## [Dataset excerpts]
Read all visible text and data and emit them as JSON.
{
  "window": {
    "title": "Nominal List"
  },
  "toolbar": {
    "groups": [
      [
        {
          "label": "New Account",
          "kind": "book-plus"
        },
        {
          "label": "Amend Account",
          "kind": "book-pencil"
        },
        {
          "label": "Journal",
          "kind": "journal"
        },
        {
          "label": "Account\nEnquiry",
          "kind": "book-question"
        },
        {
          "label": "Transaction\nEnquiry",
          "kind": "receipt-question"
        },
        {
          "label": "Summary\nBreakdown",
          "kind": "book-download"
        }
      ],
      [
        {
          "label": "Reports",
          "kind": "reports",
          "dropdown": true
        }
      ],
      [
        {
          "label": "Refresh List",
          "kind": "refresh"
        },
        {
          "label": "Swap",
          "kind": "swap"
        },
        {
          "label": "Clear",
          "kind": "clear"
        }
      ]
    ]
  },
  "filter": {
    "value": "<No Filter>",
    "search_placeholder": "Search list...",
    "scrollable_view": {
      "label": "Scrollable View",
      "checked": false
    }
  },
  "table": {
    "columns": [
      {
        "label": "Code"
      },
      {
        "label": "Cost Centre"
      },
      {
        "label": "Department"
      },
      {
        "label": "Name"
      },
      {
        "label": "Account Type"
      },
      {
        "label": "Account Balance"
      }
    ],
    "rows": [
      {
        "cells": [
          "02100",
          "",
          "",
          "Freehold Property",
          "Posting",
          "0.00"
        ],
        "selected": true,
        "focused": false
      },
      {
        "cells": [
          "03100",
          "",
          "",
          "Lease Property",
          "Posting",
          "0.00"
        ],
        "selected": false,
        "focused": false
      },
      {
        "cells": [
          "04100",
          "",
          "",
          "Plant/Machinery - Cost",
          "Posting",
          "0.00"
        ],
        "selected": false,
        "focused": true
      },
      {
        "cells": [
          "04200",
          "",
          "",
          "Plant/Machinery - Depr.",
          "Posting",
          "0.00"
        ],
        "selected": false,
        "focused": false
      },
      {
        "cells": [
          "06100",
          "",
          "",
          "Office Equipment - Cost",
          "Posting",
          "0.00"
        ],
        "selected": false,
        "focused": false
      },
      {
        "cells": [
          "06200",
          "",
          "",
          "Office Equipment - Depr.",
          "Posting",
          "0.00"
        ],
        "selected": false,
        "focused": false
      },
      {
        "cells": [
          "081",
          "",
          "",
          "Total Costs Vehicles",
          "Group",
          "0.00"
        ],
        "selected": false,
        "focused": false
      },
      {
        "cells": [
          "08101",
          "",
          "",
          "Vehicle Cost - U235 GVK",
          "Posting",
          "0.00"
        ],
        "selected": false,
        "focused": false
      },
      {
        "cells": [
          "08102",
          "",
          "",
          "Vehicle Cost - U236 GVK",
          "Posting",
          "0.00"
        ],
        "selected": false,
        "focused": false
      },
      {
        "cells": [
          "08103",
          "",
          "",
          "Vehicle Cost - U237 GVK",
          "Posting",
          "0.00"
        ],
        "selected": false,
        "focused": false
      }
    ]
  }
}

## [Task objective]
Produce a verbatim transcription of the entries above.

## [Written answer]
Read all visible text and data and emit them as JSON.
{
  "window": {
    "title": "Nominal List"
  },
  "toolbar": {
    "groups": [
      [
        {
          "label": "New Account",
          "kind": "book-plus"
        },
        {
          "label": "Amend Account",
          "kind": "book-pencil"
        },
        {
          "label": "Journal",
          "kind": "journal"
        },
        {
          "label": "Account\nEnquiry",
          "kind": "book-question"
        },
        {
          "label": "Transaction\nEnquiry",
          "kind": "receipt-question"
        },
        {
          "label": "Summary\nBreakdown",
          "kind": "book-download"
        }
      ],
      [
        {
          "label": "Reports",
          "kind": "reports",
          "dropdown": true
        }
      ],
      [
        {
          "label": "Refresh List",
          "kind": "refresh"
        },
        {
          "label": "Swap",
          "kind": "swap"
        },
        {
          "label": "Clear",
          "kind": "clear"
        }
      ]
    ]
  },
  "filter": {
    "value": "<No Filter>",
    "search_placeholder": "Search list...",
    "scrollable_view": {
      "label": "Scrollable View",
      "checked": false
    }
  },
  "table": {
    "columns": [
      {
        "label": "Code"
      },
      {
        "label": "Cost Centre"
      },
      {
        "label": "Department"
      },
      {
        "label": "Name"
      },
      {
        "label": "Account Type"
      },
      {
        "label": "Account Balance"
      }
    ],
    "rows": [
      {
        "cells": [
          "02100",
          "",
          "",
          "Freehold Property",
          "Posting",
          "0.00"
        ],
        "selected": true,
        "focused": false
      },
      {
        "cells": [
          "03100",
          "",
          "",
          "Lease Property",
          "Posting",
          "0.00"
        ],
        "selected": false,
        "focused": false
      },
      {
        "cells": [
          "04100",
          "",
          "",
          "Plant/Machinery - Cost",
          "Posting",
          "0.00"
        ],
        "selected": false,
        "focused": true
      },
      {
        "cells": [
          "04200",
          "",
          "",
          "Plant/Machinery - Depr.",
          "Posting",
          "0.00"
        ],
        "selected": false,
        "focused": false
      },
      {
        "cells": [
          "06100",
          "",
          "",
          "Office Equipment - Cost",
          "Posting",
          "0.00"
        ],
        "selected": false,
        "focused": false
      },
      {
        "cells": [
          "06200",
          "",
          "",
          "Office Equipment - Depr.",
          "Posting",
          "0.00"
        ],
        "selected": false,
        "focused": false
      },
      {
        "cells": [
          "081",
          "",
          "",
          "Total Costs Vehicles",
          "Group",
          "0.00"
        ],
        "selected": false,
        "focused": false
      },
      {
        "cells": [
          "08101",
          "",
          "",
          "Vehicle Cost - U235 GVK",
          "Posting",
          "0.00"
        ],
        "selected": false,
        "focused": false
      },
      {
        "cells": [
          "08102",
          "",
          "",
          "Vehicle Cost - U236 GVK",
          "Posting",
          "0.00"
        ],
        "selected": false,
        "focused": false
      },
      {
        "cells": [
          "08103",
          "",
          "",
          "Vehicle Cost - U237 GVK",
          "Posting",
          "0.00"
        ],
        "selected": false,
        "focused": false
      }
    ]
  }
}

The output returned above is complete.